Data records:

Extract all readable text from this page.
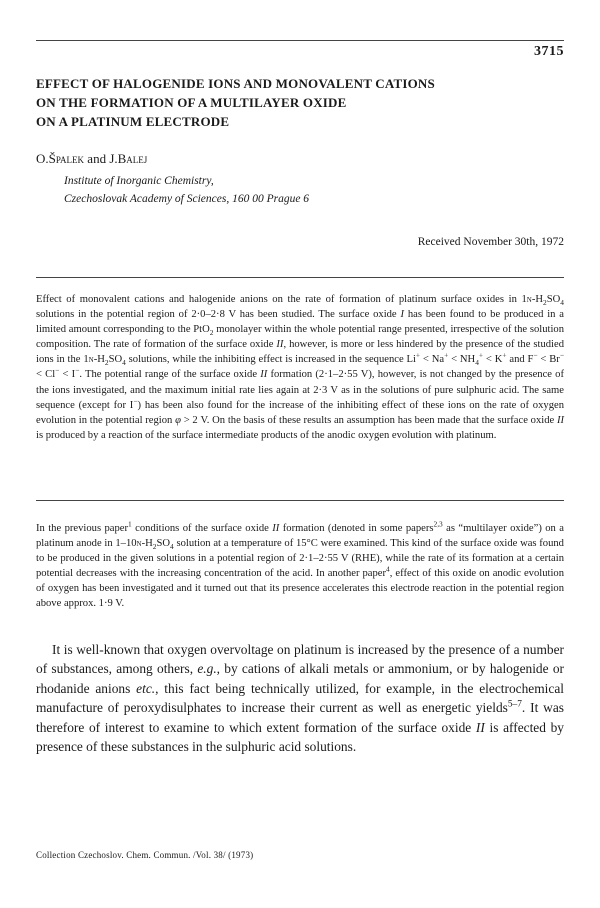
3715
EFFECT OF HALOGENIDE IONS AND MONOVALENT CATIONS
ON THE FORMATION OF A MULTILAYER OXIDE
ON A PLATINUM ELECTRODE
O.Špalek and J.Balej
Institute of Inorganic Chemistry,
Czechoslovak Academy of Sciences, 160 00 Prague 6
Received November 30th, 1972

Effect of monovalent cations and halogenide anions on the rate of formation of platinum surface oxides in $1n-H_2SO_4$ solutions in the potential region of 2·0–2·8 V has been studied. The surface oxide I has been found to be produced in a limited amount corresponding to the PtO$_2$ monolayer within the whole potential range presented, irrespective of the solution composition. The rate of formation of the surface oxide II, however, is more or less hindered by the presence of the studied ions in the $1n-H_2SO_4$ solutions, while the inhibiting effect is increased in the sequence $Li^+ < Na^+ < NH_4^+ < K^+$ and F− < Br− < Cl− < I−. The potential range of the surface oxide II formation (2·1–2·55 V), however, is not changed by the presence of the ions investigated, and the maximum initial rate lies again at 2·3 V as in the solutions of pure sulphuric acid. The same sequence (except for I−) has been also found for the increase of the inhibiting effect of these ions on the rate of oxygen evolution in the potential region φ > 2 V. On the basis of these results an assumption has been made that the surface oxide II is produced by a reaction of the surface intermediate products of the anodic oxygen evolution with platinum.

In the previous paper$^1$ conditions of the surface oxide II formation (denoted in some papers$^{2,3}$ as “multilayer oxide”) on a platinum anode in $1-10n-H_2SO_4$ solution at a temperature of 15°C were examined. This kind of the surface oxide was found to be produced in the given solutions in a potential region of 2·1–2·55 V (RHE), while the rate of its formation at a certain potential decreases with the increasing concentration of the acid. In another paper$^4$, effect of this oxide on anodic evolution of oxygen has been investigated and it turned out that its presence accelerates this electrode reaction in the potential region above approx. 1·9 V.

It is well-known that oxygen overvoltage on platinum is increased by the presence of a number of substances, among others, e.g., by cations of alkali metals or ammonium, or by halogenide or rhodanide anions etc., this fact being technically utilized, for example, in the electrochemical manufacture of peroxydisulphates to increase their current as well as energetic yields$^{5-7}$. It was therefore of interest to examine to which extent formation of the surface oxide II is affected by presence of these substances in the sulphuric acid solutions.

Collection Czechoslov. Chem. Commun. /Vol. 38/ (1973)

__Your objective__
Check all the records above and select each line where the string "this" is found.

__Full solution__
Extract all readable text from this page.
In the previous paper$^1$ conditions of the surface oxide II formation (denoted in some papers$^{2,3}$ as “multilayer oxide”) on a platinum anode in $1-10n-H_2SO_4$ solution at a temperature of 15°C were examined. This kind of the surface oxide was found to be produced in the given solutions in a potential region of 2·1–2·55 V (RHE), while the rate of its formation at a certain potential decreases with the increasing concentration of the acid. In another paper$^4$, effect of this oxide on anodic evolution of oxygen has been investigated and it turned out that its presence accelerates this electrode reaction in the potential region above approx. 1·9 V.
It is well-known that oxygen overvoltage on platinum is increased by the presence of a number of substances, among others, e.g., by cations of alkali metals or ammonium, or by halogenide or rhodanide anions etc., this fact being technically utilized, for example, in the electrochemical manufacture of peroxydisulphates to increase their current as well as energetic yields$^{5-7}$. It was therefore of interest to examine to which extent formation of the surface oxide II is affected by presence of these substances in the sulphuric acid solutions.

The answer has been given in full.